Take every line where the string "Index" appears and copy it.
═════ Extracted data ═════
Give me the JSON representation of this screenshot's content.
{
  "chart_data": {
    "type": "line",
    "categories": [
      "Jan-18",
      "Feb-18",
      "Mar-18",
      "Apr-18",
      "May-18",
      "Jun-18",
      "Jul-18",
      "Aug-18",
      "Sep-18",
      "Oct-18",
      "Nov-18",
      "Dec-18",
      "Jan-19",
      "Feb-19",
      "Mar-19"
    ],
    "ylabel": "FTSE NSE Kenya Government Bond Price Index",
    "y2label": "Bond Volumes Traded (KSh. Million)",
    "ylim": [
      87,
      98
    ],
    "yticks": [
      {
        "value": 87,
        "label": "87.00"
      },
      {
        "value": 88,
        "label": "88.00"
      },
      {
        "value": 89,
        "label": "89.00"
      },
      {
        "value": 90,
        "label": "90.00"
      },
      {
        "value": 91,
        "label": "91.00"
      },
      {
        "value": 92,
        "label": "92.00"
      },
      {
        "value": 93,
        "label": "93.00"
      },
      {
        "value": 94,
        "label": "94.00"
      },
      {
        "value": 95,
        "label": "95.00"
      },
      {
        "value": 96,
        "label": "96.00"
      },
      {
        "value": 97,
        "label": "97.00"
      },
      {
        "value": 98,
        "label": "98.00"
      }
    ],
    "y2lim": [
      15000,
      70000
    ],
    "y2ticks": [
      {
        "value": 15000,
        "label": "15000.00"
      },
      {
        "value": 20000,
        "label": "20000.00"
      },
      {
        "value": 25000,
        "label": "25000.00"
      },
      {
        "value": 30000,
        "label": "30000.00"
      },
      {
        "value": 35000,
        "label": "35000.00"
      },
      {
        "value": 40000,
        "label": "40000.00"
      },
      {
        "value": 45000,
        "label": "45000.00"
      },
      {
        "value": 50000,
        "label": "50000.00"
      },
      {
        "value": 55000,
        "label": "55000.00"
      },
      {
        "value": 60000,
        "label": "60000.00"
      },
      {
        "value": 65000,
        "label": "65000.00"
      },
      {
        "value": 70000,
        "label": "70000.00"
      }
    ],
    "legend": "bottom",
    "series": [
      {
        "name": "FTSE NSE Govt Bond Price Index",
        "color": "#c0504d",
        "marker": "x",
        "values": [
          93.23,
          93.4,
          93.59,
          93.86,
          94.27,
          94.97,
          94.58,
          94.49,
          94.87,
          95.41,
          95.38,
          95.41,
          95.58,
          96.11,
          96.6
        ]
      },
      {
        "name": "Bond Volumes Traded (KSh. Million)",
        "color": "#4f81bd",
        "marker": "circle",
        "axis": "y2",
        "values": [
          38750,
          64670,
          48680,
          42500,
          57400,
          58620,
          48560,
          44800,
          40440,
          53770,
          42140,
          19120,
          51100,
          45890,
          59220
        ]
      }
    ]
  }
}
═════
▶ Task solution:
    "ylabel": "FTSE NSE Kenya Government Bond Price Index",
        "name": "FTSE NSE Govt Bond Price Index",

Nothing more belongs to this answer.